> EXERCISE SET:
1. In the championship extract, which team did Czechoslovakia defeat in the final, and by what score?
2. Render this sentence from the championship extract in Spanish: "Austria and France won bronze medals by virtue of finishing second in their groups."

> SOURCE EXTRACT:
━━━━━━

- Location: Paris

= 1947 World Table Tennis Championships – Men's team =

The 1947 World Table Tennis Championships – Swaythling Cup (men's team) was the 14th edition of the men's team championship.

Czechoslovakia won the gold medal defeating the United States 5–2 in the final. Austria and France won bronze medals by virtue of finishing second in their groups.

━━━━━━

> RECORDS:
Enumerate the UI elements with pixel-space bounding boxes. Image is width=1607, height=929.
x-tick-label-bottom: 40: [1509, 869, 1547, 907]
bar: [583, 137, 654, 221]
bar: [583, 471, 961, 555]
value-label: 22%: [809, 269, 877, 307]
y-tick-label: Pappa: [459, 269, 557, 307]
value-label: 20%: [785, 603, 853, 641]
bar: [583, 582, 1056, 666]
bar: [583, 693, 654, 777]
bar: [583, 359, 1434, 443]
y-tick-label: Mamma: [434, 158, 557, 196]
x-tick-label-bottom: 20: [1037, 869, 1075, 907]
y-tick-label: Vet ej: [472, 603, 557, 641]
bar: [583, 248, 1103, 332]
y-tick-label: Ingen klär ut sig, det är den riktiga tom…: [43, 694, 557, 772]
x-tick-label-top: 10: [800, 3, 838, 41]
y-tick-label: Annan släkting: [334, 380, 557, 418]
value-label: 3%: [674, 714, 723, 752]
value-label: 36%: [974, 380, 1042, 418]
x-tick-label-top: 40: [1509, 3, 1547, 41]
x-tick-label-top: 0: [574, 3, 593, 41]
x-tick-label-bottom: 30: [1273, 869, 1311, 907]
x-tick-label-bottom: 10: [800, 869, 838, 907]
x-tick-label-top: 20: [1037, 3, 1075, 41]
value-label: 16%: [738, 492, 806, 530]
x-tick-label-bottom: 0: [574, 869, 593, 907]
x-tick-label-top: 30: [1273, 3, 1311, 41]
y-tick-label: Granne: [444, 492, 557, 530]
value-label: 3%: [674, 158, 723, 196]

━━━━━━

> RESULTS IN ORDER:
1. Czechoslovakia defeated the United States 5–2 in the final.

2. Austria y Francia ganaron medallas de bronce por haber terminado en segundo lugar en sus grupos.